Instructions to follow ▸
Present the following entries again, word for word and in full.

Material for this exercise ▸
----------------------------------------

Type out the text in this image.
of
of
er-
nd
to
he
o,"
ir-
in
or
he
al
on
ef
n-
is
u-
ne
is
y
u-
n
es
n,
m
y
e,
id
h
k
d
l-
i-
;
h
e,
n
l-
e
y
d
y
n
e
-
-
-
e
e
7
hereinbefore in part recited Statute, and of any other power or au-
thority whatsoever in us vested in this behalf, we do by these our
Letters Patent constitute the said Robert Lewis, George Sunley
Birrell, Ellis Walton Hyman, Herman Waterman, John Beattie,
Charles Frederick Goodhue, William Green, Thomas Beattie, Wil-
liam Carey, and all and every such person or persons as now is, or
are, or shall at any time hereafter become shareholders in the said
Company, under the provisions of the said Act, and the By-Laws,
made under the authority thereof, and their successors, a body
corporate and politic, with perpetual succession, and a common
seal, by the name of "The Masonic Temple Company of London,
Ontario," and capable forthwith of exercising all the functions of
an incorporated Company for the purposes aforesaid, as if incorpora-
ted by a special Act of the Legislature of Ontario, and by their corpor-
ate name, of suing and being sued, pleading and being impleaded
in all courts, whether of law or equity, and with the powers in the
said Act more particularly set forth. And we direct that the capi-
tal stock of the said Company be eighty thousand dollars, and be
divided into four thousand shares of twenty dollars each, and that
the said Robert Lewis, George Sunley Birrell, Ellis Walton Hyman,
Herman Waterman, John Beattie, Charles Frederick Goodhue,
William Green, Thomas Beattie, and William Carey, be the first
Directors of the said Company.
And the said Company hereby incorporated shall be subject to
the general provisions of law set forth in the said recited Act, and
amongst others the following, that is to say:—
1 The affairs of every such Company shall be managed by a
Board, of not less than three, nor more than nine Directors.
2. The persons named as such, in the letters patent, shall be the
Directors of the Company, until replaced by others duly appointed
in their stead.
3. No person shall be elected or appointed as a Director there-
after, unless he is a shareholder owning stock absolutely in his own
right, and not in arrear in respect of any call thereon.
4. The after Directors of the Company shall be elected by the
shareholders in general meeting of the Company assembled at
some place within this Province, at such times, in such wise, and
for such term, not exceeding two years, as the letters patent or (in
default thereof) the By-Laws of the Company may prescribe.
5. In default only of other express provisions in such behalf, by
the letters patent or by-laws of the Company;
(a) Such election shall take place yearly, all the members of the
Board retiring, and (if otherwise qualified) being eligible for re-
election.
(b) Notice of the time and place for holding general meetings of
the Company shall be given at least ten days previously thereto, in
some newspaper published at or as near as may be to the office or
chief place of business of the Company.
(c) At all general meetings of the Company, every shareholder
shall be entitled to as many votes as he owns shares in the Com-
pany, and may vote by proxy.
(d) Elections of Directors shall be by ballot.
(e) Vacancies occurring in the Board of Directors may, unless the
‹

----------------------------------------

Response below ▸
Type out the text in this image.
of
of
er-
nd
to
he
o,"
ir-
in
or
he
al
on
ef
n-
is
u-
ne
is
y
u-
n
es
n,
m
y
e,
id
h
k
d
l-
i-
;
h
e,
n
l-
e
y
d
y
n
e
-
-
-
e
e
7
hereinbefore in part recited Statute, and of any other power or au-
thority whatsoever in us vested in this behalf, we do by these our
Letters Patent constitute the said Robert Lewis, George Sunley
Birrell, Ellis Walton Hyman, Herman Waterman, John Beattie,
Charles Frederick Goodhue, William Green, Thomas Beattie, Wil-
liam Carey, and all and every such person or persons as now is, or
are, or shall at any time hereafter become shareholders in the said
Company, under the provisions of the said Act, and the By-Laws,
made under the authority thereof, and their successors, a body
corporate and politic, with perpetual succession, and a common
seal, by the name of "The Masonic Temple Company of London,
Ontario," and capable forthwith of exercising all the functions of
an incorporated Company for the purposes aforesaid, as if incorpora-
ted by a special Act of the Legislature of Ontario, and by their corpor-
ate name, of suing and being sued, pleading and being impleaded
in all courts, whether of law or equity, and with the powers in the
said Act more particularly set forth. And we direct that the capi-
tal stock of the said Company be eighty thousand dollars, and be
divided into four thousand shares of twenty dollars each, and that
the said Robert Lewis, George Sunley Birrell, Ellis Walton Hyman,
Herman Waterman, John Beattie, Charles Frederick Goodhue,
William Green, Thomas Beattie, and William Carey, be the first
Directors of the said Company.
And the said Company hereby incorporated shall be subject to
the general provisions of law set forth in the said recited Act, and
amongst others the following, that is to say:—
1 The affairs of every such Company shall be managed by a
Board, of not less than three, nor more than nine Directors.
2. The persons named as such, in the letters patent, shall be the
Directors of the Company, until replaced by others duly appointed
in their stead.
3. No person shall be elected or appointed as a Director there-
after, unless he is a shareholder owning stock absolutely in his own
right, and not in arrear in respect of any call thereon.
4. The after Directors of the Company shall be elected by the
shareholders in general meeting of the Company assembled at
some place within this Province, at such times, in such wise, and
for such term, not exceeding two years, as the letters patent or (in
default thereof) the By-Laws of the Company may prescribe.
5. In default only of other express provisions in such behalf, by
the letters patent or by-laws of the Company;
(a) Such election shall take place yearly, all the members of the
Board retiring, and (if otherwise qualified) being eligible for re-
election.
(b) Notice of the time and place for holding general meetings of
the Company shall be given at least ten days previously thereto, in
some newspaper published at or as near as may be to the office or
chief place of business of the Company.
(c) At all general meetings of the Company, every shareholder
shall be entitled to as many votes as he owns shares in the Com-
pany, and may vote by proxy.
(d) Elections of Directors shall be by ballot.
(e) Vacancies occurring in the Board of Directors may, unless the
‹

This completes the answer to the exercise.